• Material for this task:

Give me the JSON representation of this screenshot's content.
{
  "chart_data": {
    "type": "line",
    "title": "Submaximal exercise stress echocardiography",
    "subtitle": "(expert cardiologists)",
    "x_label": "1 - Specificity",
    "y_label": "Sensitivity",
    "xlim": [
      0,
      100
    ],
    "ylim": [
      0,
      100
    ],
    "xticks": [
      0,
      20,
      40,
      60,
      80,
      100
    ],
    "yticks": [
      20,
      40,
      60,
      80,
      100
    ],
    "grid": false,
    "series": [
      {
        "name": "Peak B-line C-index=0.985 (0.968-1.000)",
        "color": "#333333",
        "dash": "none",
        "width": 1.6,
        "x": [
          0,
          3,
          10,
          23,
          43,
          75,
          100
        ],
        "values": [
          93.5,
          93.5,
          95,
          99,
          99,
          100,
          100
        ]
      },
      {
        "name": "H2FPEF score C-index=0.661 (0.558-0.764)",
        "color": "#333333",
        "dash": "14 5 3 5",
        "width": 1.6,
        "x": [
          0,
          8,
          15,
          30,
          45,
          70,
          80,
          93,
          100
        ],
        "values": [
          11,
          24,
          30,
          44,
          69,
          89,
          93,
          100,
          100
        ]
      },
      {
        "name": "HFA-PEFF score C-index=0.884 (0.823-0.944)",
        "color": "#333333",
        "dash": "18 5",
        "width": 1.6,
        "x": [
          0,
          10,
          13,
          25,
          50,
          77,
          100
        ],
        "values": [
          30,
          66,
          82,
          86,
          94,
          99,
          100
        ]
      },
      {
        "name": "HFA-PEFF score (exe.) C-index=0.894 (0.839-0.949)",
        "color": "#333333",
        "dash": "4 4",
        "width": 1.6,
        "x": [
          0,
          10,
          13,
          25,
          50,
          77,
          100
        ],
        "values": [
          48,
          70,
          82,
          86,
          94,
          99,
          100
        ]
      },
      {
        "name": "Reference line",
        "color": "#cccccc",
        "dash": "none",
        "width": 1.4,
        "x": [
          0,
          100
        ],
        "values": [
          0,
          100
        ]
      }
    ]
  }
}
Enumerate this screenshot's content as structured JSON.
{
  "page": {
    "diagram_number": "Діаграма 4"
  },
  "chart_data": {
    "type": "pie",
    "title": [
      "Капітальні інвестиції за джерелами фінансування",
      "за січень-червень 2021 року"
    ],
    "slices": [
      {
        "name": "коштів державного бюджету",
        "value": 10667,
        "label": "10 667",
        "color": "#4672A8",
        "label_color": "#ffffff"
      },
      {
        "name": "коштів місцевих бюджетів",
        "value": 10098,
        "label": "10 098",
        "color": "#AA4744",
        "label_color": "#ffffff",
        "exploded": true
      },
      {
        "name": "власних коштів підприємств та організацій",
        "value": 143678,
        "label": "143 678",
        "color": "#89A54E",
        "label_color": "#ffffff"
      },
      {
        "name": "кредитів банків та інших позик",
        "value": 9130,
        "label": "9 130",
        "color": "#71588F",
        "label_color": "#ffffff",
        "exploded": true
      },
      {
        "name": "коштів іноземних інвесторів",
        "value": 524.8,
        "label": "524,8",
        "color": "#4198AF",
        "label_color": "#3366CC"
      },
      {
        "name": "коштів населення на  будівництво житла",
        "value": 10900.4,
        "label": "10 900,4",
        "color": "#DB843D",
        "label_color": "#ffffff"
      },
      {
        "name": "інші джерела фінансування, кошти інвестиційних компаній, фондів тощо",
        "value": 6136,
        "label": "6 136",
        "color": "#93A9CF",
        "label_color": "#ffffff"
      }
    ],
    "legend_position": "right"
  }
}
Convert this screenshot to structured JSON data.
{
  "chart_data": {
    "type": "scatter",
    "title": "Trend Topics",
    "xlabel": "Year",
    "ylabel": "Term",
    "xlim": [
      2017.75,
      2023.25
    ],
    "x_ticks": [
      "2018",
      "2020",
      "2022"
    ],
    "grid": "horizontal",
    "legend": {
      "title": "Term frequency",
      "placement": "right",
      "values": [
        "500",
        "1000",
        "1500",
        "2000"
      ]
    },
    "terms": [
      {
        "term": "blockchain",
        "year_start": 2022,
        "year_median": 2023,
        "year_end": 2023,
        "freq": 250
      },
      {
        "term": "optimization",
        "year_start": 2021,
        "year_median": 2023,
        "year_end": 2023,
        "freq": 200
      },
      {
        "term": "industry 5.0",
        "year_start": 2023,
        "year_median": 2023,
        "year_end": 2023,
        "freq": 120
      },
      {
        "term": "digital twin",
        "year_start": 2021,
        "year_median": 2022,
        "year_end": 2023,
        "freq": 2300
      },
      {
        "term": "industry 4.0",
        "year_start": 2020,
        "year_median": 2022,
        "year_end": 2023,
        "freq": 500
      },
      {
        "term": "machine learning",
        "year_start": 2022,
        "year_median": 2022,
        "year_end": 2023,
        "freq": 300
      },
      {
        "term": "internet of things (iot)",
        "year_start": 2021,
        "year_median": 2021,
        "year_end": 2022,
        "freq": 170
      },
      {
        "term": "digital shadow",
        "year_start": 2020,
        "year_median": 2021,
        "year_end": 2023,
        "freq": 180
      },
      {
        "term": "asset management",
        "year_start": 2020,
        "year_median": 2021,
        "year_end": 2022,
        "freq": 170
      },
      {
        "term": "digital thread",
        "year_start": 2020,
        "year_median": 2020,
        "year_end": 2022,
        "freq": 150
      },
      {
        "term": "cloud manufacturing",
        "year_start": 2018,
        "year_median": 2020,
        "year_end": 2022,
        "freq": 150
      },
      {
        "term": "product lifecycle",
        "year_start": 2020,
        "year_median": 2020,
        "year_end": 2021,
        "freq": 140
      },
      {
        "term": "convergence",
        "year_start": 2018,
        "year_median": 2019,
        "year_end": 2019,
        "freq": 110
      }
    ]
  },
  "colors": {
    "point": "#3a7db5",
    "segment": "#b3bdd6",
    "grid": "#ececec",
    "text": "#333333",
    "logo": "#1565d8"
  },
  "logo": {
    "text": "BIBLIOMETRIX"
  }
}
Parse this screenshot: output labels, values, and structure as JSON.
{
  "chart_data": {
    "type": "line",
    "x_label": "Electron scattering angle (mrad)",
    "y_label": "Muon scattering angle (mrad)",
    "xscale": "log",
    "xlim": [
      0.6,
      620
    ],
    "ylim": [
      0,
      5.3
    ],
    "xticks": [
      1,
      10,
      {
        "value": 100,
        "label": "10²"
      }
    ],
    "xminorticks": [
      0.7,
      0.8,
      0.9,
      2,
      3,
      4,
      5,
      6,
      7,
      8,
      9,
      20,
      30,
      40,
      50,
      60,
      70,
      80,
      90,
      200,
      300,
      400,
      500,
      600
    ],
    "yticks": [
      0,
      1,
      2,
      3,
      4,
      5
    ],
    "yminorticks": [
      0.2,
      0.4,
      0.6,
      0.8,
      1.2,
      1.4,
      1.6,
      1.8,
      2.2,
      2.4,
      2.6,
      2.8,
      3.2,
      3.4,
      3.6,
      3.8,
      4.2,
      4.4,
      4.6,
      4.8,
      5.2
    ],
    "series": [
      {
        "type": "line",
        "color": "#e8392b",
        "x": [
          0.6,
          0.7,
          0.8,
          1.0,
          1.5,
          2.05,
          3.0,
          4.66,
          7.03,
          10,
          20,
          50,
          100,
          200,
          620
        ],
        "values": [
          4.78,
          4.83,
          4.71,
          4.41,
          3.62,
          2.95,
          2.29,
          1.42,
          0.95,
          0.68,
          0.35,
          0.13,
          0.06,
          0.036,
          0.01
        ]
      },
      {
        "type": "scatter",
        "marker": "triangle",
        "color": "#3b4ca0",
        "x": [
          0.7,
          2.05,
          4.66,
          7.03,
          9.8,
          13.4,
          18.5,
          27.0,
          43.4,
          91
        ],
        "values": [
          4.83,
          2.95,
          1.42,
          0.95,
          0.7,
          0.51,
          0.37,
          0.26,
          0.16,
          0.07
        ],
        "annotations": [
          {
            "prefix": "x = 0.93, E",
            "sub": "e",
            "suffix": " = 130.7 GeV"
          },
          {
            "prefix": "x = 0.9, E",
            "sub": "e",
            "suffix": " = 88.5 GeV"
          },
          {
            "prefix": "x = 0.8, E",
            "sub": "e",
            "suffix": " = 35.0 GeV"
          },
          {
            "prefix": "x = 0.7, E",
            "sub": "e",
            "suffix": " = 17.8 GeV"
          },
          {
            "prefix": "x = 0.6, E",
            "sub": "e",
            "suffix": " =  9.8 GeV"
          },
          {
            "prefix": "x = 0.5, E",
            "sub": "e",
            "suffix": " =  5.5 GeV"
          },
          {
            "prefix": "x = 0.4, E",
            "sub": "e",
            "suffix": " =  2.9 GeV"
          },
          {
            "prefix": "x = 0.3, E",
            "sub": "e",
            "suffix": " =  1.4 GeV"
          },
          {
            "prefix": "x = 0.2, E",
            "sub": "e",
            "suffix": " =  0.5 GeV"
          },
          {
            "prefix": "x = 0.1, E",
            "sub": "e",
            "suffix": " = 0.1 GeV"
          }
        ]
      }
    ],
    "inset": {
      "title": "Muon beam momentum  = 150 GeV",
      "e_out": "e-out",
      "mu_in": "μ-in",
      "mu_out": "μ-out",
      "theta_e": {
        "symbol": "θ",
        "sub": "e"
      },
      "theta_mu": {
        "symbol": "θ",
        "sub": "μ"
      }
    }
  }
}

• Requirements:
Looking at the records above, work out how many lines include the string "screenshot". Give the number and nothing else.

• Expected output:
4